Figure data in JSON
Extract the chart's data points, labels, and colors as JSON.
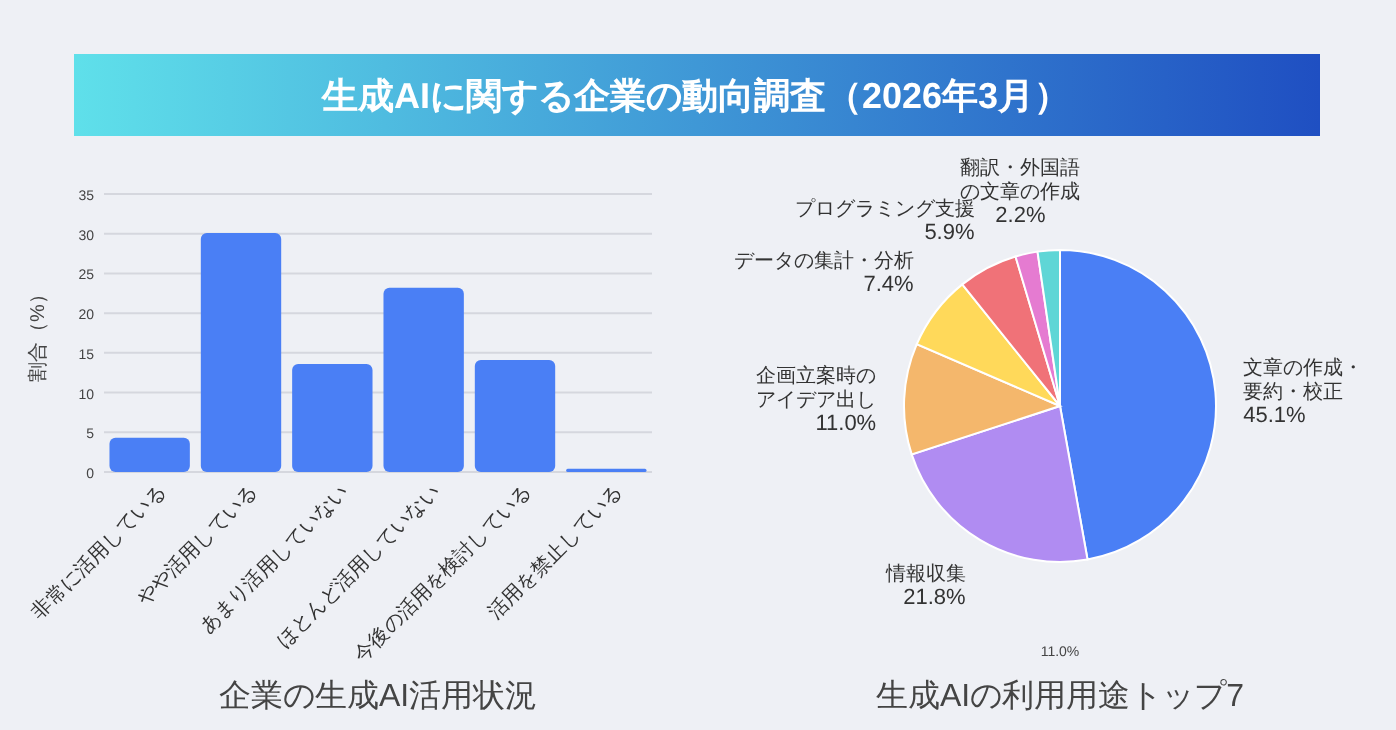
{
  "chart_data": [
    {
      "type": "other",
      "title": "生成AIに関する企業の動向調査（2026年3月）"
    },
    {
      "type": "bar",
      "title": "企業の生成AI活用状況",
      "ylabel": "割合（%）",
      "categories": [
        "非常に活用している",
        "やや活用している",
        "あまり活用していない",
        "ほとんど活用していない",
        "今後の活用を検討している",
        "活用を禁止している"
      ],
      "values": [
        4.3,
        30.1,
        13.6,
        23.2,
        14.1,
        0.4
      ],
      "color": "#4a7ff5",
      "ylim": [
        0,
        35
      ],
      "yticks": [
        0,
        5,
        10,
        15,
        20,
        25,
        30,
        35
      ],
      "grid": "y"
    },
    {
      "type": "pie",
      "title": "生成AIの利用用途トップ7",
      "categories": [
        "文章の作成・要約・校正",
        "情報収集",
        "企画立案時のアイデア出し",
        "データの集計・分析",
        "プログラミング支援",
        "翻訳・外国語の文章の作成",
        null
      ],
      "values": [
        45.1,
        21.8,
        11.0,
        7.4,
        5.9,
        2.2,
        2.2
      ],
      "colors": [
        "#4a7ff5",
        "#b08cf2",
        "#f4b76c",
        "#ffd95a",
        "#f07278",
        "#e57bd1",
        "#5fd6d6"
      ],
      "value_labels": [
        "45.1%",
        "21.8%",
        "11.0%",
        "7.4%",
        "5.9%",
        "2.2%",
        null
      ],
      "annotations": [
        "11.0%"
      ]
    }
  ]
}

● To do
In the entries above, find every line holding the word "title" and copy it out.

● Expected answer
      "title": "生成AIに関する企業の動向調査（2026年3月）"
      "title": "企業の生成AI活用状況",
      "title": "生成AIの利用用途トップ7",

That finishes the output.